Records for this task start

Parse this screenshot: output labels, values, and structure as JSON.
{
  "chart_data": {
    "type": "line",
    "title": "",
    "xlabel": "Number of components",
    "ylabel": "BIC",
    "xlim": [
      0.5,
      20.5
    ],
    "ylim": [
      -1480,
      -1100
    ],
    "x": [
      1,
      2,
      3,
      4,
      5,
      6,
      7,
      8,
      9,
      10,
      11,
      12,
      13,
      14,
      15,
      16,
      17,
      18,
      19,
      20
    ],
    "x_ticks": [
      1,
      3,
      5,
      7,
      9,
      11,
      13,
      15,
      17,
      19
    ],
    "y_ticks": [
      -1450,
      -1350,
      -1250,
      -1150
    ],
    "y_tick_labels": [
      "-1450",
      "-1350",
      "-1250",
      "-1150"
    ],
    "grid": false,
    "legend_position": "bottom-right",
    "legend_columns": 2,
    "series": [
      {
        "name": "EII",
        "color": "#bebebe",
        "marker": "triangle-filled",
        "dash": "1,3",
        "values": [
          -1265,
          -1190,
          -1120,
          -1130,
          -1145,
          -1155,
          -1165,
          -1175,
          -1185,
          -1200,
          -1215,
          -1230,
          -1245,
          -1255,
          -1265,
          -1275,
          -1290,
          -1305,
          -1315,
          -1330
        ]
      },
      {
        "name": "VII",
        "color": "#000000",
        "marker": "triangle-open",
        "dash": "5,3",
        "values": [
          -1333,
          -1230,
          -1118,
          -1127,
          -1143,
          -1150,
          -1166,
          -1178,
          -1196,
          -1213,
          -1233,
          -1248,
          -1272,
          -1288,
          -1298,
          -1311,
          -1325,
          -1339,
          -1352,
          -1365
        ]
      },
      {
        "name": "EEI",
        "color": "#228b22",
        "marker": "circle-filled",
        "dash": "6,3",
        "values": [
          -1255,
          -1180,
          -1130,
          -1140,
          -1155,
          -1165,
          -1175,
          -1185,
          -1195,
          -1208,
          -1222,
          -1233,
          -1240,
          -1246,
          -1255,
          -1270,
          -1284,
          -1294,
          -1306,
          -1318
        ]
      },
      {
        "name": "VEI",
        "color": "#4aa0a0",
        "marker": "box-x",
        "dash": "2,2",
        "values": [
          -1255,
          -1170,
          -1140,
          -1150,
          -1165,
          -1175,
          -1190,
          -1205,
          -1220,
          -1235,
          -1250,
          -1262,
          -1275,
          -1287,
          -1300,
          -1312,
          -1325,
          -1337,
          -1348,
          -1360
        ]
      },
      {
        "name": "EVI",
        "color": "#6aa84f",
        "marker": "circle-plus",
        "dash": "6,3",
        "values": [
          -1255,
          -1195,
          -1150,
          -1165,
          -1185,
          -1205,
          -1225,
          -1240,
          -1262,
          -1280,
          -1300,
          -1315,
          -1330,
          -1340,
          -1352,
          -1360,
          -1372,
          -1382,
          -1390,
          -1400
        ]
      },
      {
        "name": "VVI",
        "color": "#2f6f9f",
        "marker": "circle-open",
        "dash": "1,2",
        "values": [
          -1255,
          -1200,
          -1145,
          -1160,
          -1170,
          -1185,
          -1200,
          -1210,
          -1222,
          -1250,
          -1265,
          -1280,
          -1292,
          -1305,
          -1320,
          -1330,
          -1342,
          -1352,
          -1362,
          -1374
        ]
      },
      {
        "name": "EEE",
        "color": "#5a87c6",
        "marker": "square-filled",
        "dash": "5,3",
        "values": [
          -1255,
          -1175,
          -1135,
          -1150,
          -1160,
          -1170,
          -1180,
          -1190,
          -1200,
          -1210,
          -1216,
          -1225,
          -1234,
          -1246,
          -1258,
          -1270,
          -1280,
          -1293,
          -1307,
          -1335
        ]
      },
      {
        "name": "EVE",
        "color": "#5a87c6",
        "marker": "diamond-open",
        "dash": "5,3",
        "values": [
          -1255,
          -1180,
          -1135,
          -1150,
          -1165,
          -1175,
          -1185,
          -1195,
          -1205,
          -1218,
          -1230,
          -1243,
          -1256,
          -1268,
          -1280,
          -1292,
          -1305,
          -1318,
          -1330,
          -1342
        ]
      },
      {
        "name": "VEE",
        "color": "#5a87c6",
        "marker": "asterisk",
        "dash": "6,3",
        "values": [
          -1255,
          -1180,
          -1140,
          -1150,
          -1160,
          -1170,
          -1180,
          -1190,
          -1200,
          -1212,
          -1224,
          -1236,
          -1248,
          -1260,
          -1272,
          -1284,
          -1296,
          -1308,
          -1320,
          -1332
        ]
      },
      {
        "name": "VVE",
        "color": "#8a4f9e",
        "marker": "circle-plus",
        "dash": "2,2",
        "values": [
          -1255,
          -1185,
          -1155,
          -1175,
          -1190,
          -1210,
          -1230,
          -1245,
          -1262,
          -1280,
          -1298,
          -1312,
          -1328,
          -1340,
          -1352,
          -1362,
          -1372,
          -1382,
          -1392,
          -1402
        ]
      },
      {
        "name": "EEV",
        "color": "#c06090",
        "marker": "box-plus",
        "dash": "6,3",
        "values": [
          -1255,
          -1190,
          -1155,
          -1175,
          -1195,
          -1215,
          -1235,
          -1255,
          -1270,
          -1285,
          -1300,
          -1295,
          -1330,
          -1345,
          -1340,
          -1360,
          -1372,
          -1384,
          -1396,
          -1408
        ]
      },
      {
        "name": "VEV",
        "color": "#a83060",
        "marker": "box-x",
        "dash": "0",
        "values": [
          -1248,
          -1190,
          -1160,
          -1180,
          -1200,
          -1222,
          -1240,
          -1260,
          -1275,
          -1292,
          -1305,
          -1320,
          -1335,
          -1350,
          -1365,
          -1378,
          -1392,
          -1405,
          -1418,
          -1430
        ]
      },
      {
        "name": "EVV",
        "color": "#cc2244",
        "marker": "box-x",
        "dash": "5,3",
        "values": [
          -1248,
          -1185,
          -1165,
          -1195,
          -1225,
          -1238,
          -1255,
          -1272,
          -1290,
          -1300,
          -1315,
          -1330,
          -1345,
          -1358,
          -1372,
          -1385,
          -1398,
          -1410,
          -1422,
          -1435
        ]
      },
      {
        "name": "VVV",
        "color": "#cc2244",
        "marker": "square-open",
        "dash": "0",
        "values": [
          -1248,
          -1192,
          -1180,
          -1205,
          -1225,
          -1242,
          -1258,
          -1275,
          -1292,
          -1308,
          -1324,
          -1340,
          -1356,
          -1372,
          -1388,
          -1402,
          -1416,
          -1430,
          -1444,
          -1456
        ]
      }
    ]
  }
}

Records for this task end

*Given task:* What is the number of lines in the data holding the word "filled"? Reply with that number only.

*Result for this task:* 3